**Aim:** Scan the records for the word "ドジっ子令嬢". Copy each line that includes it.

:: Provided data

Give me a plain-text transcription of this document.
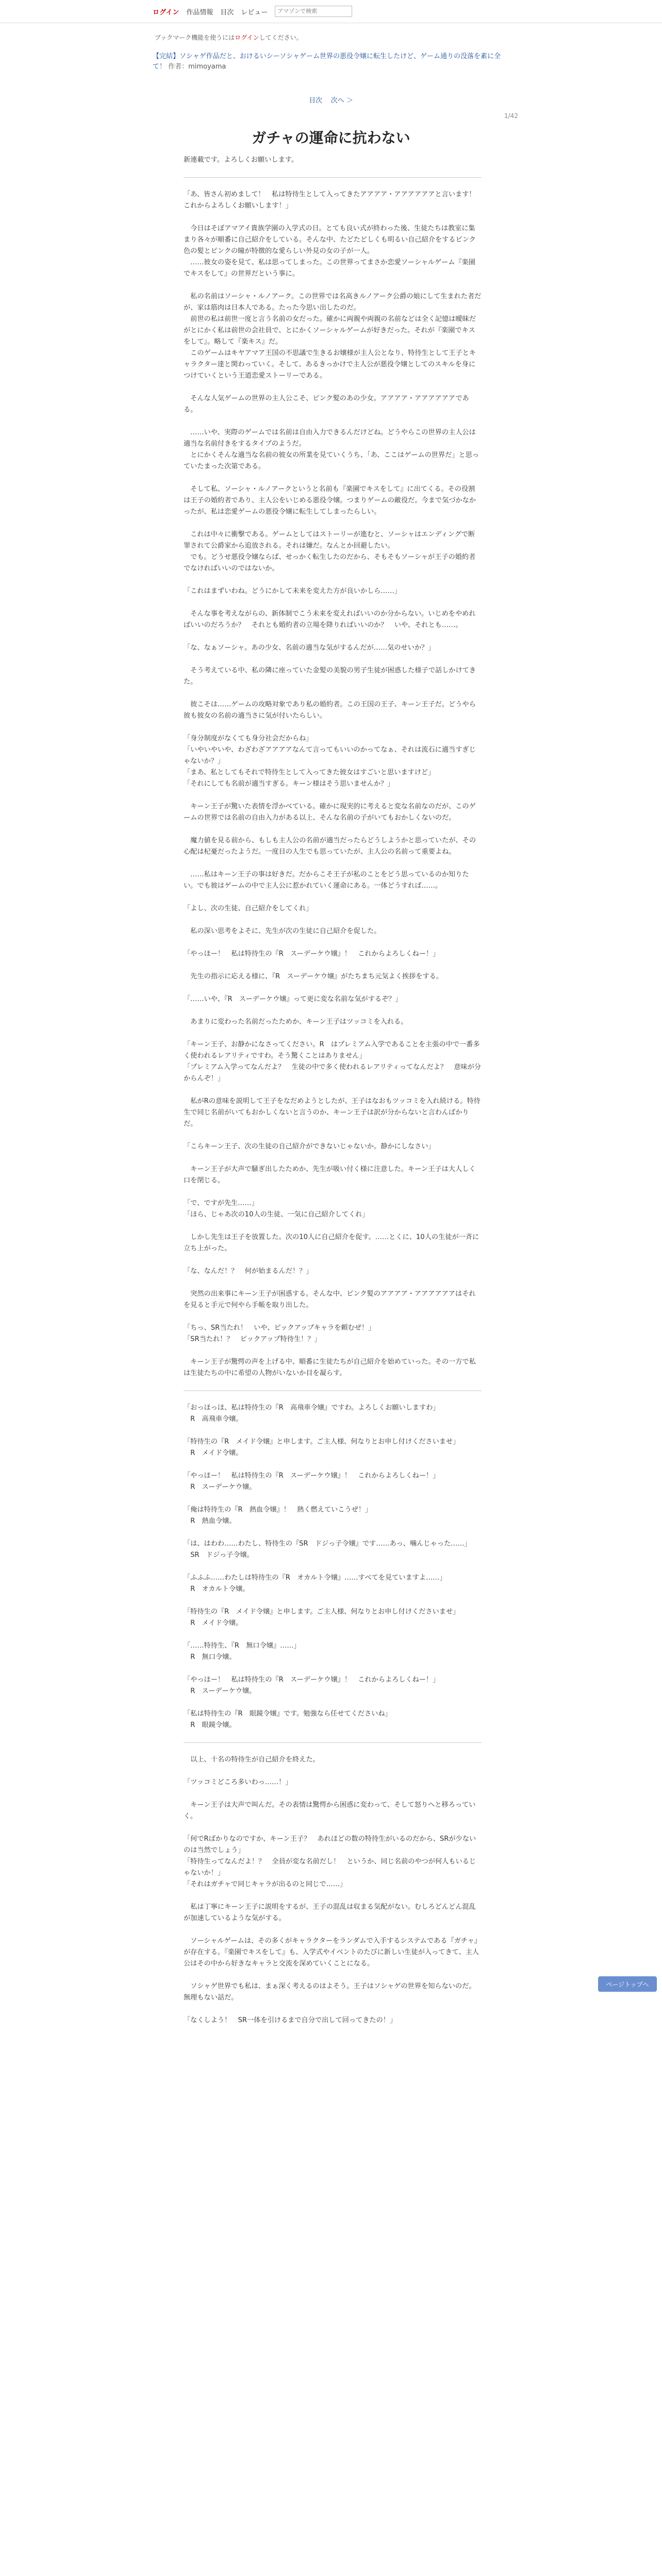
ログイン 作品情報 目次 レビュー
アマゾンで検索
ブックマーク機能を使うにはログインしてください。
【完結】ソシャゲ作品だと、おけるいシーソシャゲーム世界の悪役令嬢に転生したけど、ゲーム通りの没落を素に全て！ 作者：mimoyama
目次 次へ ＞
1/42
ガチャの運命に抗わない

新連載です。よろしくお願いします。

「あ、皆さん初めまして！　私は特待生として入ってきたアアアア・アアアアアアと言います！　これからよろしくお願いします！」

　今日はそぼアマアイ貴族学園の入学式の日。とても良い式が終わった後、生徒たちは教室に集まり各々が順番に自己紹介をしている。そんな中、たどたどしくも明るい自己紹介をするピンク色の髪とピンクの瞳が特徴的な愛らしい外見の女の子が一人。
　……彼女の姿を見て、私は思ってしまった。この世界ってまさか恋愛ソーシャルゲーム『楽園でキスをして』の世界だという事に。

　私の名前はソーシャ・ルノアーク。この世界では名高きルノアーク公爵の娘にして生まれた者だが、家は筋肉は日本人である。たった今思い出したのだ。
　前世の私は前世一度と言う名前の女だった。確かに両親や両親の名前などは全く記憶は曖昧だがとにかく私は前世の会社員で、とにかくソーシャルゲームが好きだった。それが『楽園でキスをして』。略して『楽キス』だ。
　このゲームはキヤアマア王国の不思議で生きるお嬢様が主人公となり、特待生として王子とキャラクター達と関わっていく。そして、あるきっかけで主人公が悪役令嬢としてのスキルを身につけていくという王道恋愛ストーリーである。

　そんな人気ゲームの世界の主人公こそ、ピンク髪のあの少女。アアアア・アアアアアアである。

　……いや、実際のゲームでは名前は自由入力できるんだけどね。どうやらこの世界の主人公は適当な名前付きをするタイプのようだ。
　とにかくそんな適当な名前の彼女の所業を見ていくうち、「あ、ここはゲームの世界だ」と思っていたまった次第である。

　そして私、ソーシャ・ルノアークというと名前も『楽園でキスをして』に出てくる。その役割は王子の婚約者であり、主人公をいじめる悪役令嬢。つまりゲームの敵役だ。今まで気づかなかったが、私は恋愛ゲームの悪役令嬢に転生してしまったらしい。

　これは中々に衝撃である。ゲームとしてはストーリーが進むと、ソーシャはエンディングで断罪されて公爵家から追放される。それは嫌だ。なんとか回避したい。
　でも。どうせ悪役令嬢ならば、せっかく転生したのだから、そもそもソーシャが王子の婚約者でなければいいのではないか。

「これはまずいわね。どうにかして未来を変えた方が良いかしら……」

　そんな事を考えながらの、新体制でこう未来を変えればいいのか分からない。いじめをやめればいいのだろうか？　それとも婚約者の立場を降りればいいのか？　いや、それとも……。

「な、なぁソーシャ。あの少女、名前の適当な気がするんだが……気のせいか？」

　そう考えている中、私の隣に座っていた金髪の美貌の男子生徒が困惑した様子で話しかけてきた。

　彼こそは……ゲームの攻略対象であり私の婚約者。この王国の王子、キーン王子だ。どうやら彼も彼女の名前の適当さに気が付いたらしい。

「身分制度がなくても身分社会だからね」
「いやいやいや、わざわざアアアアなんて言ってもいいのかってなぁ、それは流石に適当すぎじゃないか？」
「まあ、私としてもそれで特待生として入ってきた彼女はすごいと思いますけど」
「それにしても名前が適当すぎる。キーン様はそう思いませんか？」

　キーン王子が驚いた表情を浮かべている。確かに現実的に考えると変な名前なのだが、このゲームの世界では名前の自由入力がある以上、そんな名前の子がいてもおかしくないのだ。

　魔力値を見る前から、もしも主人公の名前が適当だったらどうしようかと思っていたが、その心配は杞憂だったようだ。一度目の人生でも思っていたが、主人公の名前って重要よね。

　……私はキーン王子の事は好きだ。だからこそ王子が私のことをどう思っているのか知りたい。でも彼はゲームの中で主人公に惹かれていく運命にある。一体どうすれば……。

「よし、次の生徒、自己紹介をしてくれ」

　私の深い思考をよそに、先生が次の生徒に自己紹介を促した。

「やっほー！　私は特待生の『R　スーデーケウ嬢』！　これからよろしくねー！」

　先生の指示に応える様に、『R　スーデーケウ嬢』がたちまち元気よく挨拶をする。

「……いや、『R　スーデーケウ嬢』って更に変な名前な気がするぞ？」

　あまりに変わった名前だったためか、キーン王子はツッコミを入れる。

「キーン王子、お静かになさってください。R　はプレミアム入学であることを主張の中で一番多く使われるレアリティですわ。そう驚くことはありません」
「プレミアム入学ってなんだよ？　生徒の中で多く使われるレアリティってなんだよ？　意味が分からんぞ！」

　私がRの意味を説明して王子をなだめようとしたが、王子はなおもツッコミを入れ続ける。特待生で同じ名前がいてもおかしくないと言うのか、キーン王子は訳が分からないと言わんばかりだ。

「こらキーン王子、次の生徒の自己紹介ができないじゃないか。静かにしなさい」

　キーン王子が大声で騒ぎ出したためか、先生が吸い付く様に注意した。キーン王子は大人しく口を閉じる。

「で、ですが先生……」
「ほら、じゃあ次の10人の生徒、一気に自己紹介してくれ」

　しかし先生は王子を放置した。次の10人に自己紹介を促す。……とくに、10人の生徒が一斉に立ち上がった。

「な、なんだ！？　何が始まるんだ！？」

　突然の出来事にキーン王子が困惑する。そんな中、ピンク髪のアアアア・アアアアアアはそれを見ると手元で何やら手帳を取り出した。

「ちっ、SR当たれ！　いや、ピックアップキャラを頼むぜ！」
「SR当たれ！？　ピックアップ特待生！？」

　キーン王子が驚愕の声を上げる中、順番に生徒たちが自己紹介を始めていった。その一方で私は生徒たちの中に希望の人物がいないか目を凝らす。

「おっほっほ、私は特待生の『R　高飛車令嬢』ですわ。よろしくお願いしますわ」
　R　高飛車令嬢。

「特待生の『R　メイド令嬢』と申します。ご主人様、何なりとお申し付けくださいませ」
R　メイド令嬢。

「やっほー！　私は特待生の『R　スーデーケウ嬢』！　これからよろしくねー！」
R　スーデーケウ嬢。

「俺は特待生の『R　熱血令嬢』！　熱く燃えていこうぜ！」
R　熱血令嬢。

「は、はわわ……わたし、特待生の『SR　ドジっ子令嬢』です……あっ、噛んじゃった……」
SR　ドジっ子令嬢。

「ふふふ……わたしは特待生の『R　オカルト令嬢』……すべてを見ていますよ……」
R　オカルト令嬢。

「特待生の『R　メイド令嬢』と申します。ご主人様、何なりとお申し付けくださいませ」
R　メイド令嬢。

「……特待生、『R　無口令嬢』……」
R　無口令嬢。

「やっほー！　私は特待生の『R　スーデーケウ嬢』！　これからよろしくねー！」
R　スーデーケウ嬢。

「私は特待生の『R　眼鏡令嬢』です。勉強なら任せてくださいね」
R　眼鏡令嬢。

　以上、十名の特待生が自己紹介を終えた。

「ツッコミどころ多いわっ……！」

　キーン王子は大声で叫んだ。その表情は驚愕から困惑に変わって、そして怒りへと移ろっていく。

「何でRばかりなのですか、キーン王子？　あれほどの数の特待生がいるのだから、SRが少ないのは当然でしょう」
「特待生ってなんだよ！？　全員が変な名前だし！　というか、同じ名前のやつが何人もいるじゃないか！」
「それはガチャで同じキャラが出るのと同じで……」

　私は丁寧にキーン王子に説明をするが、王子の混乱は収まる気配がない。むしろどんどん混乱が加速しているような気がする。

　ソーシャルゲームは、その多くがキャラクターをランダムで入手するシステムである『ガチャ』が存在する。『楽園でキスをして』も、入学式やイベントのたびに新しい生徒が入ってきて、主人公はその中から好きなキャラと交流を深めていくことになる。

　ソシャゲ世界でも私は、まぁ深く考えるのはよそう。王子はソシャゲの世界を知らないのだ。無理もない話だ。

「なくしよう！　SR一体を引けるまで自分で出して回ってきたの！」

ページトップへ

::::

**Exercise response:**
「は、はわわ……わたし、特待生の『SR　ドジっ子令嬢』です……あっ、噛んじゃった……」
SR　ドジっ子令嬢。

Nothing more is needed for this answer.